Short exercise
Your task is to give the number of lines in the listing that include "Torjussen", and nothing else.

Data records
# # # # #

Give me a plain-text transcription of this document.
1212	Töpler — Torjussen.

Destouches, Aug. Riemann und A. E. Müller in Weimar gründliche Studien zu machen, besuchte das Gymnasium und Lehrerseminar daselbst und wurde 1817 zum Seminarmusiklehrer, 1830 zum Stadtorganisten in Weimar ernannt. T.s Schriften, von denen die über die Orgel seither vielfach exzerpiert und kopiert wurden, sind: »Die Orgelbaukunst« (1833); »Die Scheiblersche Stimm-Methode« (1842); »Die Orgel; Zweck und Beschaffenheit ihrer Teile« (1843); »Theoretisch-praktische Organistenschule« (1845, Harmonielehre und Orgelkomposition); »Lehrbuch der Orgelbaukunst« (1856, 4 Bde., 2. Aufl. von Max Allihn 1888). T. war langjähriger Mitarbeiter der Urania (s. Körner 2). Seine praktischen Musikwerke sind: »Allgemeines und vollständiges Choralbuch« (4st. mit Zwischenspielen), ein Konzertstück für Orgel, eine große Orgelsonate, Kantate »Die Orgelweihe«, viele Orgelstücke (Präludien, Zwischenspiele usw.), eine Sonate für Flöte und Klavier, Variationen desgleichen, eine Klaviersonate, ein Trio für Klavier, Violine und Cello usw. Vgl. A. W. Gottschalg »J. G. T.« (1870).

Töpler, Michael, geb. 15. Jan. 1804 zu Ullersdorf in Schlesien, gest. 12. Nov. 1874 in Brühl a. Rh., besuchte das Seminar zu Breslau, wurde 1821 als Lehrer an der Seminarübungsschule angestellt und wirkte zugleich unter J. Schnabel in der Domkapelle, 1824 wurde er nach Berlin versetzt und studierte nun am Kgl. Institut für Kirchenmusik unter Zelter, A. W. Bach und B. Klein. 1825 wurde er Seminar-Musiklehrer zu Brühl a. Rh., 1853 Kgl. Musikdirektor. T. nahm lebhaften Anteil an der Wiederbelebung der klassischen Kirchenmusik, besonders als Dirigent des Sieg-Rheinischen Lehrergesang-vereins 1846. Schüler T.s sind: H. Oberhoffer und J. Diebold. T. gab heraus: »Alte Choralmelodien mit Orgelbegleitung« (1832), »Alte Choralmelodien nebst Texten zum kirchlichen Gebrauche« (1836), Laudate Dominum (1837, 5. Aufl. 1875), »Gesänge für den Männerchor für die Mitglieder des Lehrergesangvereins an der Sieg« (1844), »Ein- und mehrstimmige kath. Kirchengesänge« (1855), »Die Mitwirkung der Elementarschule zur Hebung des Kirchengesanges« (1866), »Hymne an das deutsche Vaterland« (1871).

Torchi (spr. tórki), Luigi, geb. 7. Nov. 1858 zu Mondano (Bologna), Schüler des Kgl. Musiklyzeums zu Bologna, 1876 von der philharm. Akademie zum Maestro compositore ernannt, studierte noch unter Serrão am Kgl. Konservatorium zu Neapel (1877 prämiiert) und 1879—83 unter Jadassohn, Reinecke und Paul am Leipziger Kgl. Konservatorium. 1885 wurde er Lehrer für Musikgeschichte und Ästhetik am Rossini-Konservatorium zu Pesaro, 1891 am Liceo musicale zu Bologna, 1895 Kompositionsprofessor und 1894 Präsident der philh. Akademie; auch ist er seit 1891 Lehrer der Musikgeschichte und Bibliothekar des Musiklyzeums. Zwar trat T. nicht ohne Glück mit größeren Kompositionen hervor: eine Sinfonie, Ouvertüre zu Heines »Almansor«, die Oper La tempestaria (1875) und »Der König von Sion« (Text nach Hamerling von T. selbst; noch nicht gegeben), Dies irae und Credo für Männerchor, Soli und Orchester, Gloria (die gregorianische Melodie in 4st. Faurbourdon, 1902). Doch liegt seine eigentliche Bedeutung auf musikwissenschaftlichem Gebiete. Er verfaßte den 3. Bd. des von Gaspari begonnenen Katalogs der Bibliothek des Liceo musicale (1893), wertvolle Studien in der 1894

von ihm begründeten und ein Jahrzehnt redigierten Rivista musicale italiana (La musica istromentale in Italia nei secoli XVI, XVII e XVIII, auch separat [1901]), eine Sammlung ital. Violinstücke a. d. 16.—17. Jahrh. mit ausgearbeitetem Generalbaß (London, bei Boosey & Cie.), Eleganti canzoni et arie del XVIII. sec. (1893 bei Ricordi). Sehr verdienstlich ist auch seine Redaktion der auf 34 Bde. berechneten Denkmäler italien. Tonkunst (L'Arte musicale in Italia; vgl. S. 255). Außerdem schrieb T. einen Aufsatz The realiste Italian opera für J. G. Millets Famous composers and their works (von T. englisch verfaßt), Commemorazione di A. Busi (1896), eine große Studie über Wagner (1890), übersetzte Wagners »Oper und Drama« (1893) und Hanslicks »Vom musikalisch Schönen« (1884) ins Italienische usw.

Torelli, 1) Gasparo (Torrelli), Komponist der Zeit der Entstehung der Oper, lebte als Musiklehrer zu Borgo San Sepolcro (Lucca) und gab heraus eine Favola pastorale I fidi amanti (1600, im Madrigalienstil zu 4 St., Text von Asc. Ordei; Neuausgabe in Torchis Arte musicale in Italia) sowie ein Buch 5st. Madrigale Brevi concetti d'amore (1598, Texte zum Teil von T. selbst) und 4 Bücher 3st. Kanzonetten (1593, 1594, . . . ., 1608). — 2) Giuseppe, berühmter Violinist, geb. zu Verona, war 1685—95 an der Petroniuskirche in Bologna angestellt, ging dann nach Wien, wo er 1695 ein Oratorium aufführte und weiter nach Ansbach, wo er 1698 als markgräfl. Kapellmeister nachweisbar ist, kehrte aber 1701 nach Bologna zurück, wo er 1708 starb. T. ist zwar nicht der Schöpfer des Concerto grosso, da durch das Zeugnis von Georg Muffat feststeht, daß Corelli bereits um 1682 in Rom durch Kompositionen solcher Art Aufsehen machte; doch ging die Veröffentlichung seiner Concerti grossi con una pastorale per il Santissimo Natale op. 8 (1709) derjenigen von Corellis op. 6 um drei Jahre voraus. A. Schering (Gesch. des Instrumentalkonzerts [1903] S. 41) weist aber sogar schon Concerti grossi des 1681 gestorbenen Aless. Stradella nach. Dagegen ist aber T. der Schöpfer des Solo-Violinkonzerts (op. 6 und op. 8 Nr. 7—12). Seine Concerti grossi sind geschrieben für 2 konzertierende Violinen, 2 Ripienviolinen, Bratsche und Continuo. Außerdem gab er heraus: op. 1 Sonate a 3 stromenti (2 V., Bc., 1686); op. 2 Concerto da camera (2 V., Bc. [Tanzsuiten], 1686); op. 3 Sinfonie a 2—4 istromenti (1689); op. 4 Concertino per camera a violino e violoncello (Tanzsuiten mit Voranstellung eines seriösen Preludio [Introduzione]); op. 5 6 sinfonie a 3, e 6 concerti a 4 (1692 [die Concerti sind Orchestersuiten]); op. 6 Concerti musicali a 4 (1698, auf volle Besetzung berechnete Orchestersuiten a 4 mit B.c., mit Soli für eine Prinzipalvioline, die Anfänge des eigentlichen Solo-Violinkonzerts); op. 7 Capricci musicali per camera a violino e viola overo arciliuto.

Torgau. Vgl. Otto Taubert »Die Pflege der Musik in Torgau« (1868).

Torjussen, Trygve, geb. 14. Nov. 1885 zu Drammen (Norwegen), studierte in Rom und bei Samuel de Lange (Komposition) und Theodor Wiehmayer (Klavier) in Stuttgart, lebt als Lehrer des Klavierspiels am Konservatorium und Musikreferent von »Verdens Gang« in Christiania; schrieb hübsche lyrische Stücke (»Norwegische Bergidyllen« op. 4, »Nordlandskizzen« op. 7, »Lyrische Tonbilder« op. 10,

# # # # #

Correct output
2